**Description of the task**
Find each line with the word "random" and state how many there are, nothing more.

-.-.-

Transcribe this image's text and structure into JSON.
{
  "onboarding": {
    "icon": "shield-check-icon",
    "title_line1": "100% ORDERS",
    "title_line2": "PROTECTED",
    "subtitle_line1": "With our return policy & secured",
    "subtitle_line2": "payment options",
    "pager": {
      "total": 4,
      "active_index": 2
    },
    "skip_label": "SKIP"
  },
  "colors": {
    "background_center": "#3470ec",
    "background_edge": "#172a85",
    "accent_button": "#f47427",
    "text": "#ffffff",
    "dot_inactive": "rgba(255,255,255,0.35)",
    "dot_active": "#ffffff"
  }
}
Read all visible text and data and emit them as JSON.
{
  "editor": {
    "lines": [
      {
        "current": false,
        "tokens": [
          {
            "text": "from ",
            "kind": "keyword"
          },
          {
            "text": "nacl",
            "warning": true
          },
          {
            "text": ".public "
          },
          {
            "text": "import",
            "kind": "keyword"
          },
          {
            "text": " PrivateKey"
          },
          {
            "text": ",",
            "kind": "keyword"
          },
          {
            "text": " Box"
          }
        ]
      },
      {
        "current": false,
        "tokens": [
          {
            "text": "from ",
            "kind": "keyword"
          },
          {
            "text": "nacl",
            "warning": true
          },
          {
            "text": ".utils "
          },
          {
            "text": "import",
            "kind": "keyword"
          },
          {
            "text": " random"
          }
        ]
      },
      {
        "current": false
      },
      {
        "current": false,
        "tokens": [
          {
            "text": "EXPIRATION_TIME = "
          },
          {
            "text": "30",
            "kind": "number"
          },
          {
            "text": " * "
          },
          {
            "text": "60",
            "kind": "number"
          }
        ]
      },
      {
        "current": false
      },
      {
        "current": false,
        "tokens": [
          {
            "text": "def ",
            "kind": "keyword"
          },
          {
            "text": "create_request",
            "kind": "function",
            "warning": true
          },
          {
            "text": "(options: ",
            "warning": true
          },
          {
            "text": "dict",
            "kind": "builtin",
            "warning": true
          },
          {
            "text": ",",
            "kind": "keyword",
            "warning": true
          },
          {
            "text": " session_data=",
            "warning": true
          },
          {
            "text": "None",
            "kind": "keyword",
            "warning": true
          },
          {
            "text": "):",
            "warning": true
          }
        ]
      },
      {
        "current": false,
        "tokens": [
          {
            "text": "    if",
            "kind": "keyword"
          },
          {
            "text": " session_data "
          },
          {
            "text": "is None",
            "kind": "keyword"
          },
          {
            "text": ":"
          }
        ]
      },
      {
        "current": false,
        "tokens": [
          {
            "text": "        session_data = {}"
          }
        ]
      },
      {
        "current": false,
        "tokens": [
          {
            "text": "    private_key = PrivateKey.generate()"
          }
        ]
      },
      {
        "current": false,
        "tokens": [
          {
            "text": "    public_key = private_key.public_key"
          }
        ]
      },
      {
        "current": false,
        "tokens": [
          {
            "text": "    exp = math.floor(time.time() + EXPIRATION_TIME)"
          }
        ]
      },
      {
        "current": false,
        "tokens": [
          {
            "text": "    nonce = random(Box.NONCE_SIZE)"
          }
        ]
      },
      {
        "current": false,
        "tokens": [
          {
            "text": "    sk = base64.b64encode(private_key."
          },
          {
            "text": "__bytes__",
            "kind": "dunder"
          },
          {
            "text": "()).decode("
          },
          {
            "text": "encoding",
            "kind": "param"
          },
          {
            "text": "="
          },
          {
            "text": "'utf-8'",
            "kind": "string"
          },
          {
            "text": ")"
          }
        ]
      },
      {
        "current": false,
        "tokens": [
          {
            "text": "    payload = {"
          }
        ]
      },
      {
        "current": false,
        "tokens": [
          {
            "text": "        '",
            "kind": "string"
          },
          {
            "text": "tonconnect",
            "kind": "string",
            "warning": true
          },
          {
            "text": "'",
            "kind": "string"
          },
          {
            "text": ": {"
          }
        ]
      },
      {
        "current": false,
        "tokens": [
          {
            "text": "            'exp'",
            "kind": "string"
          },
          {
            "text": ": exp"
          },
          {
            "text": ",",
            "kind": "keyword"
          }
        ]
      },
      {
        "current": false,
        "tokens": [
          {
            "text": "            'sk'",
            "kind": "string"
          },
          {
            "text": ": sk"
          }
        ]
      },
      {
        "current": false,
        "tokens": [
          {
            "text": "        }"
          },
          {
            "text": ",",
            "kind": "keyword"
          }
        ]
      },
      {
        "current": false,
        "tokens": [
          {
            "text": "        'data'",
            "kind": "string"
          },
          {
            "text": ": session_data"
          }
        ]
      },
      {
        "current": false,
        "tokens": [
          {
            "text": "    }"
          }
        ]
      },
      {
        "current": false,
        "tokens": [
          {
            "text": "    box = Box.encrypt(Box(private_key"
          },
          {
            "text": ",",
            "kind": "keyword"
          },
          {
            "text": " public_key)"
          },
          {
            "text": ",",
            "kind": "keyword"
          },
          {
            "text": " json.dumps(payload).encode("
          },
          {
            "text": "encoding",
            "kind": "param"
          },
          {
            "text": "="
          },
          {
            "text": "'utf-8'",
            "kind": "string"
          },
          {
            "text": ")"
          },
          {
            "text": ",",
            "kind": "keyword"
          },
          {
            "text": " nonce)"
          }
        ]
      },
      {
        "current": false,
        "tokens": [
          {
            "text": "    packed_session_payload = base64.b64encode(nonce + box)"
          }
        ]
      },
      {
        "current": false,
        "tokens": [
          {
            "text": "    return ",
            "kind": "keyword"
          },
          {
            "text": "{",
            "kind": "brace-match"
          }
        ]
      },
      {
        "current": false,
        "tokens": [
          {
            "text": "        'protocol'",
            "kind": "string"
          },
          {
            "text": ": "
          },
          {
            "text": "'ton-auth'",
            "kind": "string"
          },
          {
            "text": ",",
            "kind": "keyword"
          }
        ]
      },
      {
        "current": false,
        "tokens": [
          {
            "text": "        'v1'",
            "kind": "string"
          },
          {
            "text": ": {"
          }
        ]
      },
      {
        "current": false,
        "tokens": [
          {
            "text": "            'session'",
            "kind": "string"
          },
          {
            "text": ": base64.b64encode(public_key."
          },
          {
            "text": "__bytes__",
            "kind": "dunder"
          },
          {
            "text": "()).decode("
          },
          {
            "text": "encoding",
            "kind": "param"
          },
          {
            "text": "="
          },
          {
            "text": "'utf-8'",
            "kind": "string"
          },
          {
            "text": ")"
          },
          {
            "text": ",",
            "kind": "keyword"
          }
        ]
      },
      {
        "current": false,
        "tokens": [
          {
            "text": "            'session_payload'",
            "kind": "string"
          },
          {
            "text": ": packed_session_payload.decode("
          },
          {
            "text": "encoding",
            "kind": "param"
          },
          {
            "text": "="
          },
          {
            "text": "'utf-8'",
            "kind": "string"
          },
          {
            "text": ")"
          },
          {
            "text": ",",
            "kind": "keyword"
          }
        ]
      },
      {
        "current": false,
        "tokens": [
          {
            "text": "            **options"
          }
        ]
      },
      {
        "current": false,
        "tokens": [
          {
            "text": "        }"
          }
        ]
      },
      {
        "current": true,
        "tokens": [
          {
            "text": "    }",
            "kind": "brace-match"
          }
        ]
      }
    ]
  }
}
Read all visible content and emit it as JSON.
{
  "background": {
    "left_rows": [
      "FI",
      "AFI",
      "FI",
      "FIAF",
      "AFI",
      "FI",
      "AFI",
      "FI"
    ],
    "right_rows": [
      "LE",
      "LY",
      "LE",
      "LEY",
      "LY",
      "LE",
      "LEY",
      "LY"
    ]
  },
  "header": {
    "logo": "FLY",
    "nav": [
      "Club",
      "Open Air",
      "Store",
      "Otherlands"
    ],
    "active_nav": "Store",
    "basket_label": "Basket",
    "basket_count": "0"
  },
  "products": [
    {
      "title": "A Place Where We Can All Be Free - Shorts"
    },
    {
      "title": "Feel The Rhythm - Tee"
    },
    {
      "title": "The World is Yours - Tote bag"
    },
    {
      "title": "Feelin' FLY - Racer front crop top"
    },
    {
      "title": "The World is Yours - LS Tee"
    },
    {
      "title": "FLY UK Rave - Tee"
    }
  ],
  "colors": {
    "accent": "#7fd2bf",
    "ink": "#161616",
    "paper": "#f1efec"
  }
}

-.-.-

**Expected output**
2